EXERCISE REQUIREMENTS:
Narrow the data below down to the lines containing "this".

--- start of RECORDS TO USE ---

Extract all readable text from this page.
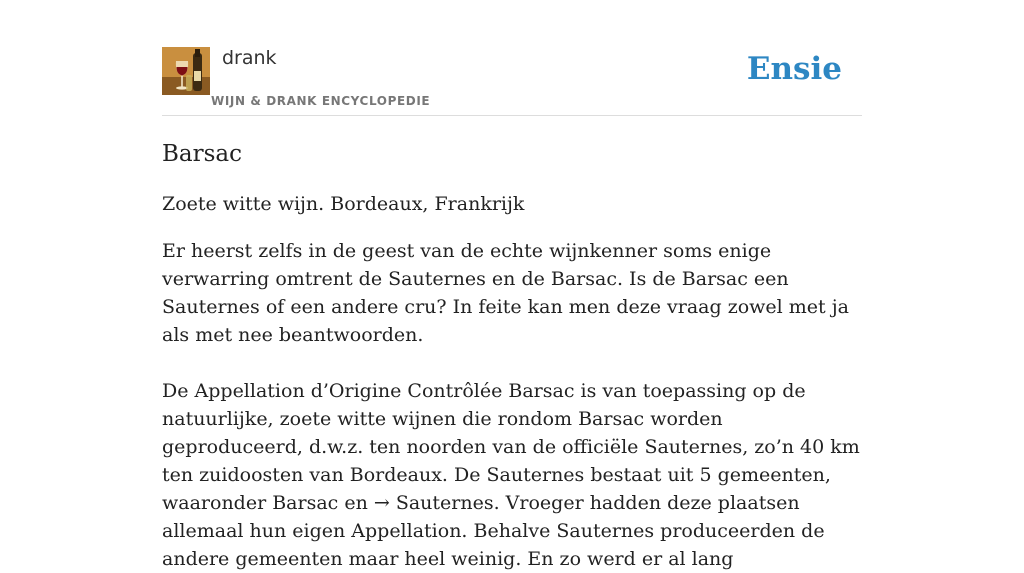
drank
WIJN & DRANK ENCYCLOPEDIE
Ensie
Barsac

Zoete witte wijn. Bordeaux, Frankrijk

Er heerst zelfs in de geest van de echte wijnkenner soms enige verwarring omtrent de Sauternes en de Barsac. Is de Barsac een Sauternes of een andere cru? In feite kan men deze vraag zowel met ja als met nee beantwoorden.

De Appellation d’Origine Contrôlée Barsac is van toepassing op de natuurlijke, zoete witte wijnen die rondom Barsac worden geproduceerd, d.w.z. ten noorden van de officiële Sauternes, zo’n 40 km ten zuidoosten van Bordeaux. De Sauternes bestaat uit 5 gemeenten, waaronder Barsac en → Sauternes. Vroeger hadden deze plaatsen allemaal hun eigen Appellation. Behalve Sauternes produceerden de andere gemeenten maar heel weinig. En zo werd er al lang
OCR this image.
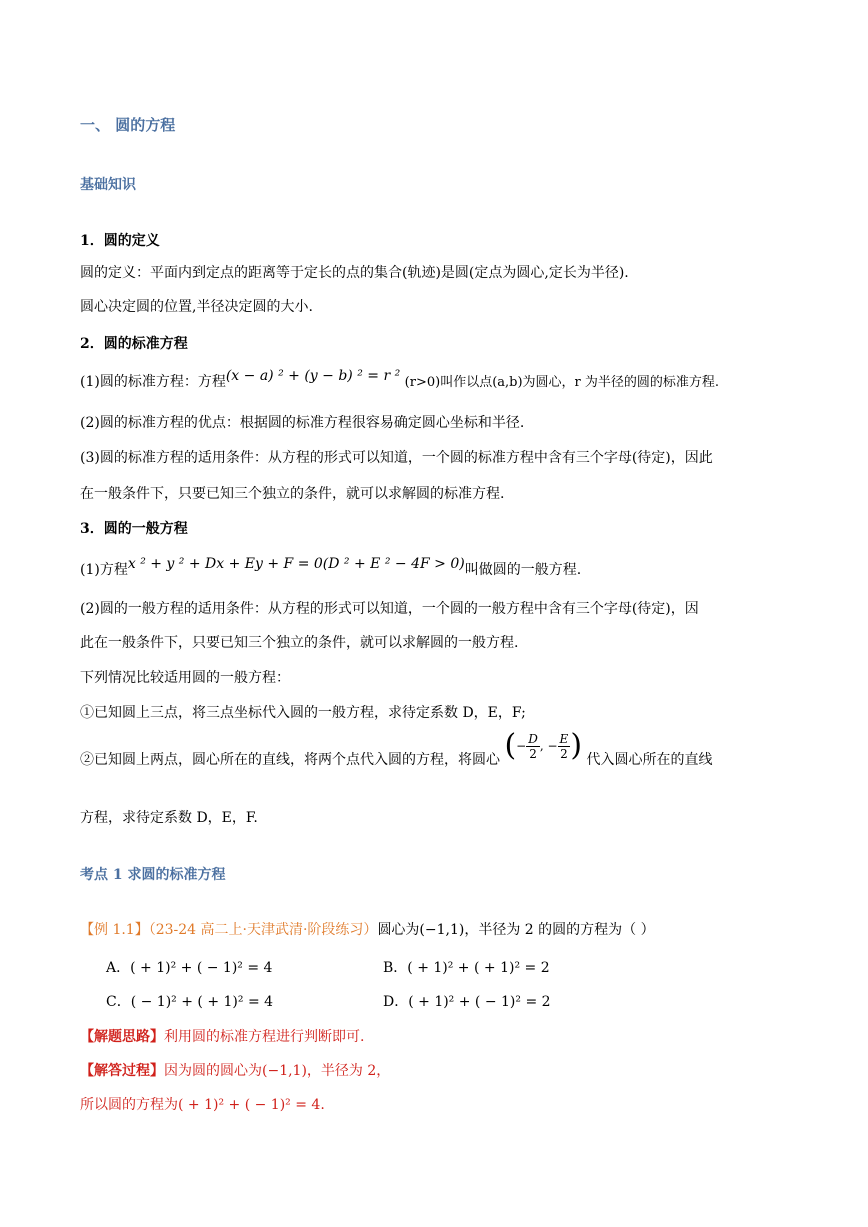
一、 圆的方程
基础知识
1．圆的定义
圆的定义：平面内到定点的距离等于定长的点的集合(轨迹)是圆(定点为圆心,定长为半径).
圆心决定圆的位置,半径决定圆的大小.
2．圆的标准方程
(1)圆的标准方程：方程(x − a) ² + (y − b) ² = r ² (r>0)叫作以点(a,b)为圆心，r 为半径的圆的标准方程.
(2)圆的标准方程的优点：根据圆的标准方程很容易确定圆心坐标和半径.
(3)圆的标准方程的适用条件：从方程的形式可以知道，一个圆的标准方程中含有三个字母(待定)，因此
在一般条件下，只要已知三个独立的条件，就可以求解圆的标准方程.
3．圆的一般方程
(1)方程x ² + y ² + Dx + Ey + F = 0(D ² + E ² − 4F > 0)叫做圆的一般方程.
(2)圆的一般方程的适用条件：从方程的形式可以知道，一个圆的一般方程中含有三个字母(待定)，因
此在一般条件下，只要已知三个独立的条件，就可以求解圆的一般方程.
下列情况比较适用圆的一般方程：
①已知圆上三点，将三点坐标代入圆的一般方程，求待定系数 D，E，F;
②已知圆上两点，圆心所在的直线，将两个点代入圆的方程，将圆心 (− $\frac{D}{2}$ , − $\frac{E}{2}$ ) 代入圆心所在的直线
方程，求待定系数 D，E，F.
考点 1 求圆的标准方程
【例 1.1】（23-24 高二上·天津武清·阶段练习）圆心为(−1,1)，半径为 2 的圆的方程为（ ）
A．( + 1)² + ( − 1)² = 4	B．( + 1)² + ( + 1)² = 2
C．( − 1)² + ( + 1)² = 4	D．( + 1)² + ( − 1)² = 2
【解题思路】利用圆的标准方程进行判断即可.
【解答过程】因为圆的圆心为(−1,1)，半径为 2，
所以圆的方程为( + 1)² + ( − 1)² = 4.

--- end of RECORDS TO USE ---

FINAL RESULT:
Extract all readable text from this page.
OCR this image.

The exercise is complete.